> Entries supplied

start

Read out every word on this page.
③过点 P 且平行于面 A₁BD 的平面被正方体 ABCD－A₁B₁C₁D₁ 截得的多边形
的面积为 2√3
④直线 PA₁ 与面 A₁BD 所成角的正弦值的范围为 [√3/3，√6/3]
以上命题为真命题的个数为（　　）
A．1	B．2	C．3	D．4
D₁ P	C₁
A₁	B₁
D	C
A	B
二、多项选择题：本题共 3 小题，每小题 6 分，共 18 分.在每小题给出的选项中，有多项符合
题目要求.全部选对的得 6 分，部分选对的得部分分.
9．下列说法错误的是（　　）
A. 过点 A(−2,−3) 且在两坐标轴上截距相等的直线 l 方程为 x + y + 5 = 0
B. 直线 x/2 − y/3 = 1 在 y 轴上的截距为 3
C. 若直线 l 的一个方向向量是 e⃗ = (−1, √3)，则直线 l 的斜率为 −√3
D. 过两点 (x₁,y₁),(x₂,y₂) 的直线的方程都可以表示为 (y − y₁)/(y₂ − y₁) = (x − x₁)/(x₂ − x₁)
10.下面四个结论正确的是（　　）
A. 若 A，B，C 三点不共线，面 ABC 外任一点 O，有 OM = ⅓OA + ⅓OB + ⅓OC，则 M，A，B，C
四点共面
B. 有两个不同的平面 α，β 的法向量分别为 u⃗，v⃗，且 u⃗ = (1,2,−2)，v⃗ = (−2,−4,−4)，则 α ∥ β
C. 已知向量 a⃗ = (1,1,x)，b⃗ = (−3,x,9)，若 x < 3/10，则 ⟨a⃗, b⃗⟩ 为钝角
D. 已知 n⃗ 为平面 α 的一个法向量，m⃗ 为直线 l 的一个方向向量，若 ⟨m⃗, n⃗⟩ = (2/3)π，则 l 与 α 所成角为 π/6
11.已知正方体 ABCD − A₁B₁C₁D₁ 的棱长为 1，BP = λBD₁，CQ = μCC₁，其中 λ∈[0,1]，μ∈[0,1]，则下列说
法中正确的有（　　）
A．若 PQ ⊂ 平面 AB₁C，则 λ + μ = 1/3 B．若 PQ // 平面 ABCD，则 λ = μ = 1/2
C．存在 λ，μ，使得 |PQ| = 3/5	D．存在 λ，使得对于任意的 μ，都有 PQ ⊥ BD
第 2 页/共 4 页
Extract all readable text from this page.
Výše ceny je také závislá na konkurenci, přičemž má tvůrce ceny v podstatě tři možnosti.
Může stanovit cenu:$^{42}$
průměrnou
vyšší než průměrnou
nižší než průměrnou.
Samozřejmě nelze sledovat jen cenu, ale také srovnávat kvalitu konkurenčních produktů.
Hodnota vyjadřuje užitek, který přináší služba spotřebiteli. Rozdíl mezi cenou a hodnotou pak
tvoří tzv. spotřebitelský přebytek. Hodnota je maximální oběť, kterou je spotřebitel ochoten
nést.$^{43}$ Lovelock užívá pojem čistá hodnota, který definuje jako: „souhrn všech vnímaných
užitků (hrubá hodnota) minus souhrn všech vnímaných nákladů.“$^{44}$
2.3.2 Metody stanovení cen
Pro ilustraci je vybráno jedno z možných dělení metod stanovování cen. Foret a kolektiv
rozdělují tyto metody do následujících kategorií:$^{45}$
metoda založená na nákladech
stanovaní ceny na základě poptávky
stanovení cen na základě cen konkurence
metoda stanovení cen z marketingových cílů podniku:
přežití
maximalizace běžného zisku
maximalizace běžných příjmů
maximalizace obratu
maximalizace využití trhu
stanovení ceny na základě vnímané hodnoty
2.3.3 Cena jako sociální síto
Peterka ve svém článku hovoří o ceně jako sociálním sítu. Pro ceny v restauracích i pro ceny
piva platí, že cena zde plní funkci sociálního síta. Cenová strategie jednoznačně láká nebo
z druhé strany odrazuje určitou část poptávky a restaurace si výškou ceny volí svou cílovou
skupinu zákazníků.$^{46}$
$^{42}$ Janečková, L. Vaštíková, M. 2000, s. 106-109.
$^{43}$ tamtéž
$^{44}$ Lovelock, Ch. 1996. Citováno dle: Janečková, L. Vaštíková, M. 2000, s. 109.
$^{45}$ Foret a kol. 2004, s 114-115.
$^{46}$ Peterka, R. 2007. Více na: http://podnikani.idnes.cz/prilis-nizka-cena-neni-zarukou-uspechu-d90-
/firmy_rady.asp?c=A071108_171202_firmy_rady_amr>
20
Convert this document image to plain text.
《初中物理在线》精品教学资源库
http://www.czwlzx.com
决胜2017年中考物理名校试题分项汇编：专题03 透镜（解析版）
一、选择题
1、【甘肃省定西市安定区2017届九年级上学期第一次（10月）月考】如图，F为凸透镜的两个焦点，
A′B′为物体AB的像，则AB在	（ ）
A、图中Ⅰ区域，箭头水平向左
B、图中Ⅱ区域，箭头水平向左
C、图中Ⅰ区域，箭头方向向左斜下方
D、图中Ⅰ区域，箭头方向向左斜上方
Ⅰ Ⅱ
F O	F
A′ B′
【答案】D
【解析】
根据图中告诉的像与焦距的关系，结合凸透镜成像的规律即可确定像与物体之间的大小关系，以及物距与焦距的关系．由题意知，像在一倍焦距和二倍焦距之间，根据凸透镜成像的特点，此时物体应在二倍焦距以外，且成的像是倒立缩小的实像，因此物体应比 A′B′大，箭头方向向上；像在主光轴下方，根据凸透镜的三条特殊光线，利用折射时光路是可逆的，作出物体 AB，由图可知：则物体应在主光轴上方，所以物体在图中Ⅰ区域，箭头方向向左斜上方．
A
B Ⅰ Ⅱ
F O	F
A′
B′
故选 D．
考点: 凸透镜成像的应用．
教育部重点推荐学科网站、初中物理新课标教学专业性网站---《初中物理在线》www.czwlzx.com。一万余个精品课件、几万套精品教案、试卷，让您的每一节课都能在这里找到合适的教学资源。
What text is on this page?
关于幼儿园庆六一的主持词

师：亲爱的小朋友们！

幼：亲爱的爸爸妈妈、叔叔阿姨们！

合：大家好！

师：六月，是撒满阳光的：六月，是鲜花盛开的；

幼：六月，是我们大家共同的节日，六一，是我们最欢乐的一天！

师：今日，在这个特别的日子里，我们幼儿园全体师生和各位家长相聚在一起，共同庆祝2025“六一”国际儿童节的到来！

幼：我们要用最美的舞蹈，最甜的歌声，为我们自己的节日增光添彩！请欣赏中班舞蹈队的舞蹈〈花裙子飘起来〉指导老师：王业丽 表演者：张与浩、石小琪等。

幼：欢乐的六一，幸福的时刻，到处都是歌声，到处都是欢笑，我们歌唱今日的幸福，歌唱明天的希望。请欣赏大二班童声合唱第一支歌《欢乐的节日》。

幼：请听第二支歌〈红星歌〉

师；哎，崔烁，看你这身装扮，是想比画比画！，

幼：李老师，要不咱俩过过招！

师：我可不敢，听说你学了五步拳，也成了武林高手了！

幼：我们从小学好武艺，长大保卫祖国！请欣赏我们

end

> Exercise description
Write down only how many lines in the listing contain the word "Foret".

> Expected output
2